··· DATASET RECORDS ···

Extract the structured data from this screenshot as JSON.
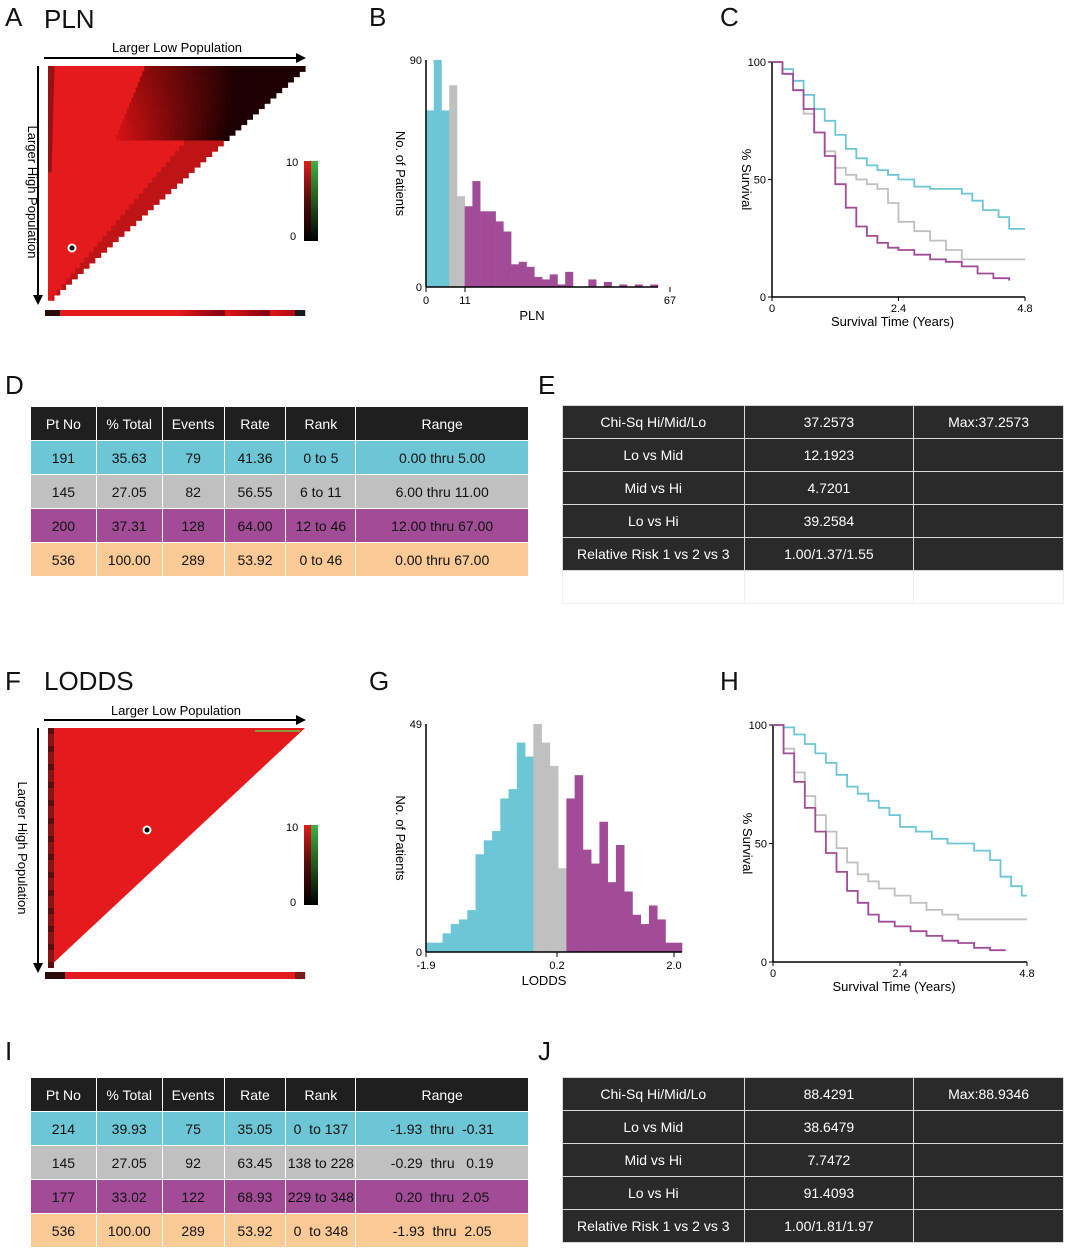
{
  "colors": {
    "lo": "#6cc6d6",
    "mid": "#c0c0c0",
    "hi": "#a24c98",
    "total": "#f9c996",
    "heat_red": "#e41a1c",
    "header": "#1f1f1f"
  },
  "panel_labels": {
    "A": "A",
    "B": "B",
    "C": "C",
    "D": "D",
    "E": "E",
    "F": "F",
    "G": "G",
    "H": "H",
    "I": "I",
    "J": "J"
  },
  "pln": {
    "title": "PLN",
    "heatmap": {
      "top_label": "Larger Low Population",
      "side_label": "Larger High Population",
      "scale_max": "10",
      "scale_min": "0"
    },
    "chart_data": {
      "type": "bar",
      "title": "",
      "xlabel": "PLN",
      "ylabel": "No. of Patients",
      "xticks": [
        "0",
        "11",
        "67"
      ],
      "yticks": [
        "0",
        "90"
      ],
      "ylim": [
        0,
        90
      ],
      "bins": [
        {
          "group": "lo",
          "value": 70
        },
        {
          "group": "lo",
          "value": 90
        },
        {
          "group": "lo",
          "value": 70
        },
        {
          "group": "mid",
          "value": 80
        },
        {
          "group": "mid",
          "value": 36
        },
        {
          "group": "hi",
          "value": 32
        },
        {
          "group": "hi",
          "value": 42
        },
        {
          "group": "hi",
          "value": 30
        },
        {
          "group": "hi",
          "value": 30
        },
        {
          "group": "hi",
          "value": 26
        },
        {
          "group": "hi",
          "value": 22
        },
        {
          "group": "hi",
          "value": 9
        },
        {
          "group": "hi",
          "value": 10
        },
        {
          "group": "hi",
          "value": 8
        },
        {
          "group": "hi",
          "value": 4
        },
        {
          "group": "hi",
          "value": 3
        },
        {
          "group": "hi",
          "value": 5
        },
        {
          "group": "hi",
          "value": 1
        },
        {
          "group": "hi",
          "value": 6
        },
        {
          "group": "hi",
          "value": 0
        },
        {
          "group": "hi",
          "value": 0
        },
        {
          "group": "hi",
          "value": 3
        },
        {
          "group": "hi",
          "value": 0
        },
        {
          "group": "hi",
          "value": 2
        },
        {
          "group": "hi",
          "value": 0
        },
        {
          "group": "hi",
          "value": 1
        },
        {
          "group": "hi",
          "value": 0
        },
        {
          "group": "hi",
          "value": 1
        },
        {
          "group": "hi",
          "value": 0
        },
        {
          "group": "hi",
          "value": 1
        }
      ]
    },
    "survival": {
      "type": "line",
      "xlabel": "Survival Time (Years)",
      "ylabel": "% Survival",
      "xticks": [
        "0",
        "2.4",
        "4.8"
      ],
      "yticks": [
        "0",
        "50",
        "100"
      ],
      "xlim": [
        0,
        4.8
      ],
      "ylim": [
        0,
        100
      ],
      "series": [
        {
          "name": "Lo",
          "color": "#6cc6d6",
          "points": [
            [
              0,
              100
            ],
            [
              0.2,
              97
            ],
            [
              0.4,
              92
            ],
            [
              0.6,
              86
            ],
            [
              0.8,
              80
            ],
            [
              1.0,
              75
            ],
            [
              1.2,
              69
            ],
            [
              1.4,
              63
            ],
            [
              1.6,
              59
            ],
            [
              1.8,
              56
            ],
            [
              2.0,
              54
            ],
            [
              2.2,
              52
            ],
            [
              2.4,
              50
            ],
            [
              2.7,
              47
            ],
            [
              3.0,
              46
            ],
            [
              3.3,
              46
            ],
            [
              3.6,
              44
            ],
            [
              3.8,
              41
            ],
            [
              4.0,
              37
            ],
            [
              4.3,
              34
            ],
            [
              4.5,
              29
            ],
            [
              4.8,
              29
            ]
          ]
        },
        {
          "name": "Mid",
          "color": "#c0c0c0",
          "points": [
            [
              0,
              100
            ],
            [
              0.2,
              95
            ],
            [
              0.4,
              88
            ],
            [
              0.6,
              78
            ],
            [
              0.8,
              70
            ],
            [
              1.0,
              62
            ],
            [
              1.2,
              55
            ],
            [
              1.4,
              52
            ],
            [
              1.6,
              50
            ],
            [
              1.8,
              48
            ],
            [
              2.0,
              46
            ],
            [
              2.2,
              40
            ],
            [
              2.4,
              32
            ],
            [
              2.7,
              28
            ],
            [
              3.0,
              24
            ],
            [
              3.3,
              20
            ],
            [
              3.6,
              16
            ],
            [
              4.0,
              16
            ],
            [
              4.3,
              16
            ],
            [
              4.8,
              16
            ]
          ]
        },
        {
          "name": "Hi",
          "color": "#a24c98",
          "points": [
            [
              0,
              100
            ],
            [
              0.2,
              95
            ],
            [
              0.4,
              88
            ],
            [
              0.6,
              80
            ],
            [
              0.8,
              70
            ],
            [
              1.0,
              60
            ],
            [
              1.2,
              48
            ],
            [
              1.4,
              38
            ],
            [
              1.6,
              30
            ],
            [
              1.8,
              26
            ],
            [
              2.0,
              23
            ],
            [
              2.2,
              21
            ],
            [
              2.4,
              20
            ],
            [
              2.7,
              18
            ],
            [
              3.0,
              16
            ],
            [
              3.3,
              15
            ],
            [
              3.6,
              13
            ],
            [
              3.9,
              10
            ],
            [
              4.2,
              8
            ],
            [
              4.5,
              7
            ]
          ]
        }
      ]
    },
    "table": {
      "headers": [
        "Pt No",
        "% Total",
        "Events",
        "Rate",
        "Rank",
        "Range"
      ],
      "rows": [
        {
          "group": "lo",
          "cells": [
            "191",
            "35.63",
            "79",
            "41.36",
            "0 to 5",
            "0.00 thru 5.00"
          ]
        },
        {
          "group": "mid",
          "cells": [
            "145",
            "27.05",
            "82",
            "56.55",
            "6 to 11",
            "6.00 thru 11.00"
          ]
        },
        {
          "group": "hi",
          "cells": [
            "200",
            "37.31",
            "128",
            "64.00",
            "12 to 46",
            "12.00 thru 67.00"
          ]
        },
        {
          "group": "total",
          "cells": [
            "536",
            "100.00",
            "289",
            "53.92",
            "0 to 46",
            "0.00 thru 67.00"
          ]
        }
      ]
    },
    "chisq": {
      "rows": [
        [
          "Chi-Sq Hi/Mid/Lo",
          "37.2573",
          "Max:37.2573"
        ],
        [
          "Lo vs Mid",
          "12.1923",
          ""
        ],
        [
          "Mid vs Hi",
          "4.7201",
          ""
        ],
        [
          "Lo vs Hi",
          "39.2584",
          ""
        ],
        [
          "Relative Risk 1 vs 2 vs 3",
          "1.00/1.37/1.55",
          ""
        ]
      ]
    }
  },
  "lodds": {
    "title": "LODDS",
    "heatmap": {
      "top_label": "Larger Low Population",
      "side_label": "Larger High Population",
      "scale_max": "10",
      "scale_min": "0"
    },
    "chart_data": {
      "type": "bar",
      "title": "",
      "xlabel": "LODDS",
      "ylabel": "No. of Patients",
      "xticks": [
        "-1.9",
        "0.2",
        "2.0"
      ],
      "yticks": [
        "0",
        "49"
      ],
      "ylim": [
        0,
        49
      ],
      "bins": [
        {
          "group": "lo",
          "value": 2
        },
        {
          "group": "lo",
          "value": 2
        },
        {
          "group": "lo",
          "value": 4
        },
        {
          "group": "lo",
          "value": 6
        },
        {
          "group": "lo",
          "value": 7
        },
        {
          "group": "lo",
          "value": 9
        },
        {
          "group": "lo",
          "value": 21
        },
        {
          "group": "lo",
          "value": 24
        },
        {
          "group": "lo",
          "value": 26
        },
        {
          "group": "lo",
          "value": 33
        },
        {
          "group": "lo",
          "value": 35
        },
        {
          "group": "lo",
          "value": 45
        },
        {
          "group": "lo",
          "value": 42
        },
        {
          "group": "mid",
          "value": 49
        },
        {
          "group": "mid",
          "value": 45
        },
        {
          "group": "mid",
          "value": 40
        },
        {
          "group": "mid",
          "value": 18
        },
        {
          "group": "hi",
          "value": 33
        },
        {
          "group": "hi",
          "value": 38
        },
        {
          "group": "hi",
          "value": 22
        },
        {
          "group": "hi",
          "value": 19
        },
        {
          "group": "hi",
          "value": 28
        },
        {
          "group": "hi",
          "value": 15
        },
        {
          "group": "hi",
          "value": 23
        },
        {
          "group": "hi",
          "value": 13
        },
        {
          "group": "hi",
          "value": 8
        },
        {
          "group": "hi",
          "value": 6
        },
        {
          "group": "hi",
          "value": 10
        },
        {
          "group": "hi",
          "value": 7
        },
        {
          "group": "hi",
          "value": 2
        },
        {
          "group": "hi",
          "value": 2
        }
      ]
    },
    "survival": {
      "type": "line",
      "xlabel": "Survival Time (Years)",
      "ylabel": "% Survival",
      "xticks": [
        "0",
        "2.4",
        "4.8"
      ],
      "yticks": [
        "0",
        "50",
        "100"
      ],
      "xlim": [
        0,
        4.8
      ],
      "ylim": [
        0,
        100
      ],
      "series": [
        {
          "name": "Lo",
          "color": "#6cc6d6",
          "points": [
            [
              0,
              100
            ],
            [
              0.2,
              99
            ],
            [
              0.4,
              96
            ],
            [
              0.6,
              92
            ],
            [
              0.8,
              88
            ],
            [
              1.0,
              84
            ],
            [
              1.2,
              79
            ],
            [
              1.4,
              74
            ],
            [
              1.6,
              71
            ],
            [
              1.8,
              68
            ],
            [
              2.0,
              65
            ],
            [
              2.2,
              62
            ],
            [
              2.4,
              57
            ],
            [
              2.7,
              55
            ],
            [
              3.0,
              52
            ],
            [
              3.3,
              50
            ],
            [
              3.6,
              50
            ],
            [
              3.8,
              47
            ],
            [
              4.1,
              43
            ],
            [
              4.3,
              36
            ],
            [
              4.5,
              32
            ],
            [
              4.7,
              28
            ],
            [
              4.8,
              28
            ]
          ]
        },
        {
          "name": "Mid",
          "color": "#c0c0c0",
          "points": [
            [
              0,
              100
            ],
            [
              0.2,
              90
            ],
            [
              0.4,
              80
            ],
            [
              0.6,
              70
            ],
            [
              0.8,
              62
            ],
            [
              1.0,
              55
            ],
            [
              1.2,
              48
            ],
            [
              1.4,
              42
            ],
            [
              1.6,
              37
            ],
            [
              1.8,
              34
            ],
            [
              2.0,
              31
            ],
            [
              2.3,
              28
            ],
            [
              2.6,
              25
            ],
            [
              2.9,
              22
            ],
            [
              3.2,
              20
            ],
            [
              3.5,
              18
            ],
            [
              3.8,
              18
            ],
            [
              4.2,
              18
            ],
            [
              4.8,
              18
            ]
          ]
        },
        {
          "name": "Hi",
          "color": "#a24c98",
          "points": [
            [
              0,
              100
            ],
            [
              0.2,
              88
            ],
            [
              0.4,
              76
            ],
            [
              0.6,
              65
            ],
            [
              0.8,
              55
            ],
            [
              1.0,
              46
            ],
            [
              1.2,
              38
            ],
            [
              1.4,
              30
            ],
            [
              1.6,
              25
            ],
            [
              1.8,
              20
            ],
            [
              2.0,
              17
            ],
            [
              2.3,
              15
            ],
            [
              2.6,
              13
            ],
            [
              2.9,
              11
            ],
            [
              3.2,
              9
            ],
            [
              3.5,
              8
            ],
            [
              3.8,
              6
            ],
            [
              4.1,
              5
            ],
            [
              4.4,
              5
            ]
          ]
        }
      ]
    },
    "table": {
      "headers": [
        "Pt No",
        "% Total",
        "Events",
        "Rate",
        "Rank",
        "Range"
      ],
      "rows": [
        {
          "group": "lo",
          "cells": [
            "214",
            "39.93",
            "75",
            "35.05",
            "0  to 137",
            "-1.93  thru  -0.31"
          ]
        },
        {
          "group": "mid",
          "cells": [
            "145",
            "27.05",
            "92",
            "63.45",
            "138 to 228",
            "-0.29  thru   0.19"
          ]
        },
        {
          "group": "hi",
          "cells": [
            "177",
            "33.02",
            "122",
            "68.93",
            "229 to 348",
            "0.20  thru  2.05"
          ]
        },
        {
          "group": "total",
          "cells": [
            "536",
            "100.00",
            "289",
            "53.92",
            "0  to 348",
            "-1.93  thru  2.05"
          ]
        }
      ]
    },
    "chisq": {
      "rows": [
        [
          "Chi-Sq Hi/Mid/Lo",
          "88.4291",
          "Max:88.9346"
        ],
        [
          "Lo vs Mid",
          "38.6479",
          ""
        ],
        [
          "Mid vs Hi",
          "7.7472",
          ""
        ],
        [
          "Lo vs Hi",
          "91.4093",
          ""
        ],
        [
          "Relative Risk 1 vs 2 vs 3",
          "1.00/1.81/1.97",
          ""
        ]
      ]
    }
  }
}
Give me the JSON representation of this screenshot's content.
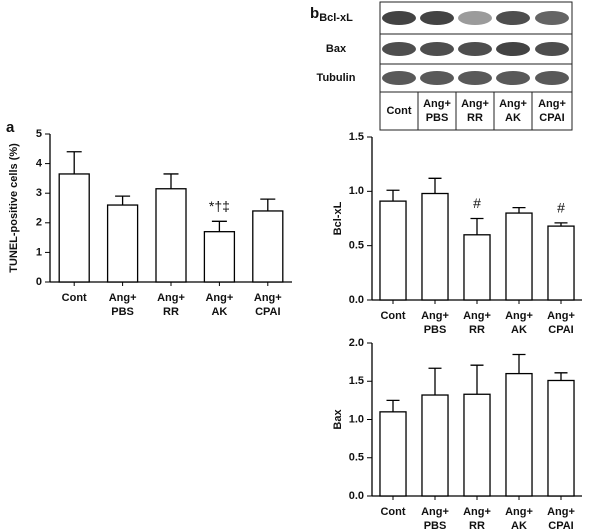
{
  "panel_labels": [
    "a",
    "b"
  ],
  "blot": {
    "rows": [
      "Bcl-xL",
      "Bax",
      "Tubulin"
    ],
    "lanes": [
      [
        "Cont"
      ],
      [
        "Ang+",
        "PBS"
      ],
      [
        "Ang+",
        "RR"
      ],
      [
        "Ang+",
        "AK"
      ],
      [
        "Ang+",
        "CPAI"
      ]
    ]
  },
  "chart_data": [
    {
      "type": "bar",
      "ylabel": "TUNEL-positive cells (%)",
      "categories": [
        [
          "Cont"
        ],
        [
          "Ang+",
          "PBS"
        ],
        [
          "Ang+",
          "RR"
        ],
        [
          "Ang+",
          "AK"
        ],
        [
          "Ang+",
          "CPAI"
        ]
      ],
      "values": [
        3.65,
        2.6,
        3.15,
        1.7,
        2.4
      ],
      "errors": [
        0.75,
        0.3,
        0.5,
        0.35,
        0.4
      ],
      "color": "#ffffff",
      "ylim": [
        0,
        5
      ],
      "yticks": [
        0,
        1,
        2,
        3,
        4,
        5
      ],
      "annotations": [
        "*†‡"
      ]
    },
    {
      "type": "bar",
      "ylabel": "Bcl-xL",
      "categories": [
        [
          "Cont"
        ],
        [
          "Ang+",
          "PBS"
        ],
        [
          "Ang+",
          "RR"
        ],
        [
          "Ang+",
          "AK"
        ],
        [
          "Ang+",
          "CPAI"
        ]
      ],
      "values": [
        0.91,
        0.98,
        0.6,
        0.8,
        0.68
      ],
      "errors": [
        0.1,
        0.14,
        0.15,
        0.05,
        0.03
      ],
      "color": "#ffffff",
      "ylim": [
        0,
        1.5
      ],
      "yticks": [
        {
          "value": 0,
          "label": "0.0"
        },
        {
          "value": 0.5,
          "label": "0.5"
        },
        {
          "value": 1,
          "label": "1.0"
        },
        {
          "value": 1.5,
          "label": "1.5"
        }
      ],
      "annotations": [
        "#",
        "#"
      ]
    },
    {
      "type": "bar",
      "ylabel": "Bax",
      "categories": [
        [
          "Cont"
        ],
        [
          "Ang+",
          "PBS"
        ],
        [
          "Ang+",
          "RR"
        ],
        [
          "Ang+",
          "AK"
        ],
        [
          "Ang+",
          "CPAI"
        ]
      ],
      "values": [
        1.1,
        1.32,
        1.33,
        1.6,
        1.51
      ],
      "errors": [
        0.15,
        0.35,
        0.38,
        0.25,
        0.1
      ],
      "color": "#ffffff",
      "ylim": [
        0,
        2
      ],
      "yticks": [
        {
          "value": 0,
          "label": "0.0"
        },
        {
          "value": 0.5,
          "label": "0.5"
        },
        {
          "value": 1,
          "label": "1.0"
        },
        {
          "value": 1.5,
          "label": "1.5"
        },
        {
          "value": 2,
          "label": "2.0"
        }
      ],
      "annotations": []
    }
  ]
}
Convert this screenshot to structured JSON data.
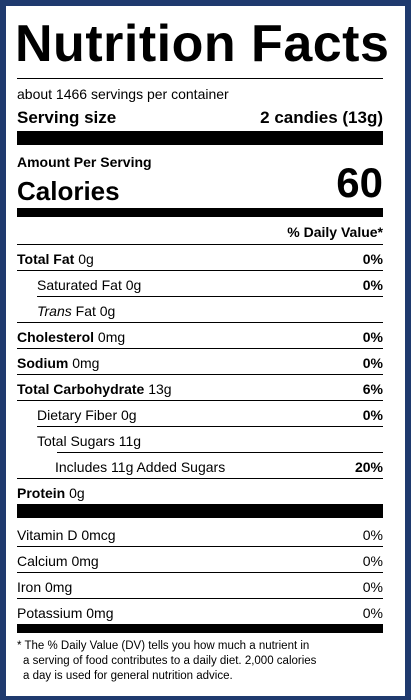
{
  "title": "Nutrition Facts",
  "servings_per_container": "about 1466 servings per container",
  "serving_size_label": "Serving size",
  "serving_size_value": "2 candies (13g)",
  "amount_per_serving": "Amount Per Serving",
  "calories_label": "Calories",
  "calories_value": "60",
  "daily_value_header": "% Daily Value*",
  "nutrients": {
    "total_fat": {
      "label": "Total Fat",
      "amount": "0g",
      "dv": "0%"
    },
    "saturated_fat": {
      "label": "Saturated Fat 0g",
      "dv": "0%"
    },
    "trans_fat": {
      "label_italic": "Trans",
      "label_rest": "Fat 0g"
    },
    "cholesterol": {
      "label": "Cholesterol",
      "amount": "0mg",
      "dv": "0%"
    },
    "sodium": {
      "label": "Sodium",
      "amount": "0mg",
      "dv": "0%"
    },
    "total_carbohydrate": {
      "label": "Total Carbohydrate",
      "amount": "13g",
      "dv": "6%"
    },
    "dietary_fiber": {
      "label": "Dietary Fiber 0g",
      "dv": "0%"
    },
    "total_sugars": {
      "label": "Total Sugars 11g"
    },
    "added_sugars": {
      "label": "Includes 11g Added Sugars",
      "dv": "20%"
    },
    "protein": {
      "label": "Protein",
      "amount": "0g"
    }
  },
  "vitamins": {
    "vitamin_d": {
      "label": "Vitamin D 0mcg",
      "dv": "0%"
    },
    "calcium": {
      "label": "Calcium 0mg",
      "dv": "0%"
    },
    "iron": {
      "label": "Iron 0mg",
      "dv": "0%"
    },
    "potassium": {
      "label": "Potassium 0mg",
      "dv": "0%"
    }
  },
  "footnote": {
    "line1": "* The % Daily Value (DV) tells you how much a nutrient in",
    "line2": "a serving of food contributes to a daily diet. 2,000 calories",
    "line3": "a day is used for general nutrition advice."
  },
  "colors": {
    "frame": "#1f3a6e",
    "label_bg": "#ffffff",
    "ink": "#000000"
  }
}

···

● ASSIGNMENT
Starting at the line with "Convert this screenshot", write out every line exactly through the final line of the records above, both included, and skip the pictures.

● FINISHED EXERCISE
Convert this screenshot to structured JSON data.
{
  "title": "Nutrition Facts",
  "servings_per_container": "about 1466 servings per container",
  "serving_size_label": "Serving size",
  "serving_size_value": "2 candies (13g)",
  "amount_per_serving": "Amount Per Serving",
  "calories_label": "Calories",
  "calories_value": "60",
  "daily_value_header": "% Daily Value*",
  "nutrients": {
    "total_fat": {
      "label": "Total Fat",
      "amount": "0g",
      "dv": "0%"
    },
    "saturated_fat": {
      "label": "Saturated Fat 0g",
      "dv": "0%"
    },
    "trans_fat": {
      "label_italic": "Trans",
      "label_rest": "Fat 0g"
    },
    "cholesterol": {
      "label": "Cholesterol",
      "amount": "0mg",
      "dv": "0%"
    },
    "sodium": {
      "label": "Sodium",
      "amount": "0mg",
      "dv": "0%"
    },
    "total_carbohydrate": {
      "label": "Total Carbohydrate",
      "amount": "13g",
      "dv": "6%"
    },
    "dietary_fiber": {
      "label": "Dietary Fiber 0g",
      "dv": "0%"
    },
    "total_sugars": {
      "label": "Total Sugars 11g"
    },
    "added_sugars": {
      "label": "Includes 11g Added Sugars",
      "dv": "20%"
    },
    "protein": {
      "label": "Protein",
      "amount": "0g"
    }
  },
  "vitamins": {
    "vitamin_d": {
      "label": "Vitamin D 0mcg",
      "dv": "0%"
    },
    "calcium": {
      "label": "Calcium 0mg",
      "dv": "0%"
    },
    "iron": {
      "label": "Iron 0mg",
      "dv": "0%"
    },
    "potassium": {
      "label": "Potassium 0mg",
      "dv": "0%"
    }
  },
  "footnote": {
    "line1": "* The % Daily Value (DV) tells you how much a nutrient in",
    "line2": "a serving of food contributes to a daily diet. 2,000 calories",
    "line3": "a day is used for general nutrition advice."
  },
  "colors": {
    "frame": "#1f3a6e",
    "label_bg": "#ffffff",
    "ink": "#000000"
  }
}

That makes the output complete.